Rows from a dataset

..............................

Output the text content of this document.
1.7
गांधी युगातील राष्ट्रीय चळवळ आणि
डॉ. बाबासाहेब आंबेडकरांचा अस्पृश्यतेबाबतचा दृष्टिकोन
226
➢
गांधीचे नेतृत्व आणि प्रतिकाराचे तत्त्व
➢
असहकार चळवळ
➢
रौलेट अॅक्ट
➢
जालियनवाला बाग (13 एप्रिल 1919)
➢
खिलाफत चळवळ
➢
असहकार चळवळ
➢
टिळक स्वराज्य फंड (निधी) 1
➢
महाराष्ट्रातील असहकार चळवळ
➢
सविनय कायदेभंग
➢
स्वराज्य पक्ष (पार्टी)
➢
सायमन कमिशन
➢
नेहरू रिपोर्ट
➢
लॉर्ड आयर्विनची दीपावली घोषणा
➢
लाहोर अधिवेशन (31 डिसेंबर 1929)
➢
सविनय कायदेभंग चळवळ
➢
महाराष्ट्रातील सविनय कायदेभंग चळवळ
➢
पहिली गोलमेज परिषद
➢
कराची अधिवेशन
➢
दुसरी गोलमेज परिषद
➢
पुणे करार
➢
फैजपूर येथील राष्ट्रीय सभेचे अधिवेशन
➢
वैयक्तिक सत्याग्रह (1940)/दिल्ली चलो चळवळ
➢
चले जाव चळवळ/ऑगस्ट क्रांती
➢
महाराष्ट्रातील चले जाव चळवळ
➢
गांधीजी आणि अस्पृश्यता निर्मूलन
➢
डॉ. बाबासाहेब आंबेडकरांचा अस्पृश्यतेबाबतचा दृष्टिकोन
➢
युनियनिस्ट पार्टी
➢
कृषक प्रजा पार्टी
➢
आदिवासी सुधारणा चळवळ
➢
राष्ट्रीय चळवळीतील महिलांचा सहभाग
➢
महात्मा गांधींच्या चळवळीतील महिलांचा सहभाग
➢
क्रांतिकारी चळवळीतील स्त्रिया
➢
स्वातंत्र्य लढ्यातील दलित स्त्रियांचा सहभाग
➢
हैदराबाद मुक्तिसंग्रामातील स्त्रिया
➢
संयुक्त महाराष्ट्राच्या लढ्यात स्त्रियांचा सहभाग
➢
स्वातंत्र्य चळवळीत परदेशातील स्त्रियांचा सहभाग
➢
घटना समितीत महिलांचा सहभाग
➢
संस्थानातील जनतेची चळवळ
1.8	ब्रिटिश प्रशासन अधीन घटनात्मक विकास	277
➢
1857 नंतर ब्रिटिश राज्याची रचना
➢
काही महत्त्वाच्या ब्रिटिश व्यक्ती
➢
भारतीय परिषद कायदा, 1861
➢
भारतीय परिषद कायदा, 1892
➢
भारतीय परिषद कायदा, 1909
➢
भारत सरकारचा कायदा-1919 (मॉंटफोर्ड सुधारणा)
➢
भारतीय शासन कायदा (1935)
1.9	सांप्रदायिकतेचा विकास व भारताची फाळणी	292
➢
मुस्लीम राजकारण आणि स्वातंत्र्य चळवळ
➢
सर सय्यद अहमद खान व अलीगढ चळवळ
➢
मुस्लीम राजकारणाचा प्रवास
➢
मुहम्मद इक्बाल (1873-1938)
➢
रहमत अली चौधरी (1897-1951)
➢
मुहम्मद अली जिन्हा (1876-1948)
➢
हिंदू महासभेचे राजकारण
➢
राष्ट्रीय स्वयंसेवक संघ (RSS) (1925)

..............................

Extract each record, keeping it identical to the original.

-- FINAL RESULT --
Output the text content of this document.
1.7
गांधी युगातील राष्ट्रीय चळवळ आणि
डॉ. बाबासाहेब आंबेडकरांचा अस्पृश्यतेबाबतचा दृष्टिकोन
226
➢
गांधीचे नेतृत्व आणि प्रतिकाराचे तत्त्व
➢
असहकार चळवळ
➢
रौलेट अॅक्ट
➢
जालियनवाला बाग (13 एप्रिल 1919)
➢
खिलाफत चळवळ
➢
असहकार चळवळ
➢
टिळक स्वराज्य फंड (निधी) 1
➢
महाराष्ट्रातील असहकार चळवळ
➢
सविनय कायदेभंग
➢
स्वराज्य पक्ष (पार्टी)
➢
सायमन कमिशन
➢
नेहरू रिपोर्ट
➢
लॉर्ड आयर्विनची दीपावली घोषणा
➢
लाहोर अधिवेशन (31 डिसेंबर 1929)
➢
सविनय कायदेभंग चळवळ
➢
महाराष्ट्रातील सविनय कायदेभंग चळवळ
➢
पहिली गोलमेज परिषद
➢
कराची अधिवेशन
➢
दुसरी गोलमेज परिषद
➢
पुणे करार
➢
फैजपूर येथील राष्ट्रीय सभेचे अधिवेशन
➢
वैयक्तिक सत्याग्रह (1940)/दिल्ली चलो चळवळ
➢
चले जाव चळवळ/ऑगस्ट क्रांती
➢
महाराष्ट्रातील चले जाव चळवळ
➢
गांधीजी आणि अस्पृश्यता निर्मूलन
➢
डॉ. बाबासाहेब आंबेडकरांचा अस्पृश्यतेबाबतचा दृष्टिकोन
➢
युनियनिस्ट पार्टी
➢
कृषक प्रजा पार्टी
➢
आदिवासी सुधारणा चळवळ
➢
राष्ट्रीय चळवळीतील महिलांचा सहभाग
➢
महात्मा गांधींच्या चळवळीतील महिलांचा सहभाग
➢
क्रांतिकारी चळवळीतील स्त्रिया
➢
स्वातंत्र्य लढ्यातील दलित स्त्रियांचा सहभाग
➢
हैदराबाद मुक्तिसंग्रामातील स्त्रिया
➢
संयुक्त महाराष्ट्राच्या लढ्यात स्त्रियांचा सहभाग
➢
स्वातंत्र्य चळवळीत परदेशातील स्त्रियांचा सहभाग
➢
घटना समितीत महिलांचा सहभाग
➢
संस्थानातील जनतेची चळवळ
1.8	ब्रिटिश प्रशासन अधीन घटनात्मक विकास	277
➢
1857 नंतर ब्रिटिश राज्याची रचना
➢
काही महत्त्वाच्या ब्रिटिश व्यक्ती
➢
भारतीय परिषद कायदा, 1861
➢
भारतीय परिषद कायदा, 1892
➢
भारतीय परिषद कायदा, 1909
➢
भारत सरकारचा कायदा-1919 (मॉंटफोर्ड सुधारणा)
➢
भारतीय शासन कायदा (1935)
1.9	सांप्रदायिकतेचा विकास व भारताची फाळणी	292
➢
मुस्लीम राजकारण आणि स्वातंत्र्य चळवळ
➢
सर सय्यद अहमद खान व अलीगढ चळवळ
➢
मुस्लीम राजकारणाचा प्रवास
➢
मुहम्मद इक्बाल (1873-1938)
➢
रहमत अली चौधरी (1897-1951)
➢
मुहम्मद अली जिन्हा (1876-1948)
➢
हिंदू महासभेचे राजकारण
➢
राष्ट्रीय स्वयंसेवक संघ (RSS) (1925)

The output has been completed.